--- Source ---

Automate Exporting to Excel Reports

Summary

This tutorial walks you through the process of automating the task of exporting query results to simple Excel reports. You will create three different, and very useful, simple Excel reports.

In this tutorial you will learn:

  • How to use Automation to export query results to Excel
  • How to use the Select to File activity in Automation
  • How to automate an Excel report that appends a new worksheet with each execution
  • How to automate an Excel report that uses multiple queries to produce multiple worksheets

Introduction

After creating a result set in Toad, you may need to send the results to your end users. The easiest way to create a report containing query results is to export the data to an Excel file by right-clicking the data grid and selecting Quick Export | File | Excel File. This action creates a basic Excel spreadsheet containing the result set from the data grid.

If you want to create more than a basic spreadsheet and automate the process, Toad Automation helps you build a variety of Excel reports, from simple worksheets to complex and attractive Excel reports.

In this introduction to automating Excel reports, you will learn how to automate the process of exporting data to a variety of simple Excel reports.

Note: To learn how to get started with Automation, see Getting Started with Automation.

Create a Simple Excel Report

  1. Select Tools | Automation.
  2. Click the Select to File activity in the Database Activities pane of the Toolbox, or drag the activity from the Toolbox to the Automation design window.

  3. When the Select to File activity is selected in the design window, the Activity Input tab displays. Select a database connection in the first text box or use the default (the default is the currently-active open connection).

---

Directions: Set down the passage from the Excel export tutorial word for word, starting with "Note: To learn" and going on through "Automation design window.". Answer from the tutorial text alone.

--- Given data ---

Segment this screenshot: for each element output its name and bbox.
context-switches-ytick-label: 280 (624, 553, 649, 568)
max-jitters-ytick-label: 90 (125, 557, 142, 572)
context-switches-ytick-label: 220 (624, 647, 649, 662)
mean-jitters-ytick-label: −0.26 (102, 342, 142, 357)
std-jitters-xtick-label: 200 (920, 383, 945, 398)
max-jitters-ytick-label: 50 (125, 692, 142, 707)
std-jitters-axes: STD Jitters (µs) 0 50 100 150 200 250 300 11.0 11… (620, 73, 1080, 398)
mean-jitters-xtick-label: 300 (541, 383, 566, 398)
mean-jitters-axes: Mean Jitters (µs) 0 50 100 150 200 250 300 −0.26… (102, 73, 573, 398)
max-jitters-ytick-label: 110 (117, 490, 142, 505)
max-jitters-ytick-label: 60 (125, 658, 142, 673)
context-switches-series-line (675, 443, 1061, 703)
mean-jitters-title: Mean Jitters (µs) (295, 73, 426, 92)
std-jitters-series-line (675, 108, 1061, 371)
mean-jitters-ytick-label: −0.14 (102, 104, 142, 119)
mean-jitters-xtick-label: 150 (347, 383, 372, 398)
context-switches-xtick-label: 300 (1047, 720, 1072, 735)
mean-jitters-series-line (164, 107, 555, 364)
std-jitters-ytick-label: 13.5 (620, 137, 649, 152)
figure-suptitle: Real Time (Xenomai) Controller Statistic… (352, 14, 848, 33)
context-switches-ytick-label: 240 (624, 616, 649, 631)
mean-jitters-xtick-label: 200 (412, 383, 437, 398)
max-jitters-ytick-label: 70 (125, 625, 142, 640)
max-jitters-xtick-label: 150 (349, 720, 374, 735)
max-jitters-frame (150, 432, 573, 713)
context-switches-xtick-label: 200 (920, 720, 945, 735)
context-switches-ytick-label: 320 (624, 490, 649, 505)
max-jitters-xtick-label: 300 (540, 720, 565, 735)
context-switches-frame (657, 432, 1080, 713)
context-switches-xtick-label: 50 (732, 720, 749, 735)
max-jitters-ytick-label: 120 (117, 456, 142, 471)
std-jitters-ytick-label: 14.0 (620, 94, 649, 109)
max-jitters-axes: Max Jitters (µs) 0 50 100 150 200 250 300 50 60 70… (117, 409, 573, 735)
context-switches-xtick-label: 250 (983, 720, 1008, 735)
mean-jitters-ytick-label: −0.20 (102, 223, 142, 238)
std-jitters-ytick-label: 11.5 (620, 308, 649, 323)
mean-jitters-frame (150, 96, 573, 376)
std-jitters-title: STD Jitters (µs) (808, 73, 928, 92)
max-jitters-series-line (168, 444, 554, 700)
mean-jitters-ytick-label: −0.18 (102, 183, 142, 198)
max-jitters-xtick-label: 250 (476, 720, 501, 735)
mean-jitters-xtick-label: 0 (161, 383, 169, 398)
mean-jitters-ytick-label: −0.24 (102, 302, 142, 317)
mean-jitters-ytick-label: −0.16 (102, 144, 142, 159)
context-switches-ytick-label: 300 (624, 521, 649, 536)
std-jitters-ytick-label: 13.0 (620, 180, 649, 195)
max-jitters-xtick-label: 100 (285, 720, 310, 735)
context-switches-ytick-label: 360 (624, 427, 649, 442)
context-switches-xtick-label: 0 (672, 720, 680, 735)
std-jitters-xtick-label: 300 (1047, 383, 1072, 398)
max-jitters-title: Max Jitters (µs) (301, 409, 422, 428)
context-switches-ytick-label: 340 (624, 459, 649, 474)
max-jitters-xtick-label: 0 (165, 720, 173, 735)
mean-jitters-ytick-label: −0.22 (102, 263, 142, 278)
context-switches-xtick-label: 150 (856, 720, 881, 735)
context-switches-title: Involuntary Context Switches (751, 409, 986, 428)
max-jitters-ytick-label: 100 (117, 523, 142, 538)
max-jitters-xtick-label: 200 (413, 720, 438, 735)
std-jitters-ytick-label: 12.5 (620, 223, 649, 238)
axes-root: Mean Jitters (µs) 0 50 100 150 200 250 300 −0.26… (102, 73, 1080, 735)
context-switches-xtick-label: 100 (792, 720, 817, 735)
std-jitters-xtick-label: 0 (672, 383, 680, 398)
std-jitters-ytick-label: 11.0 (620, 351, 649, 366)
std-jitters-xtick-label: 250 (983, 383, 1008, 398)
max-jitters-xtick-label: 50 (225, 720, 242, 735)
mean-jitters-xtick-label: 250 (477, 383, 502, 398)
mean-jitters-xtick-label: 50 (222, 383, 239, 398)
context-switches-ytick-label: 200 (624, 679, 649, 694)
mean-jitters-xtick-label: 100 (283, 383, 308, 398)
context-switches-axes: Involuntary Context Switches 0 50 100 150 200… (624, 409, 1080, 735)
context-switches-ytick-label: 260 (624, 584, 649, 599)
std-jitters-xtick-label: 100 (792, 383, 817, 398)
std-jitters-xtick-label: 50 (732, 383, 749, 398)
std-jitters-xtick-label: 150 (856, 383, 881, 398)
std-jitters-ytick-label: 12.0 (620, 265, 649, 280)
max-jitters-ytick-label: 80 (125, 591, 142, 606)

---

Complete response:
Note: To learn how to get started with Automation, see Getting Started with Automation.

Create a Simple Excel Report

  1. Select Tools | Automation.
  2. Click the Select to File activity in the Database Activities pane of the Toolbox, or drag the activity from the Toolbox to the Automation design window.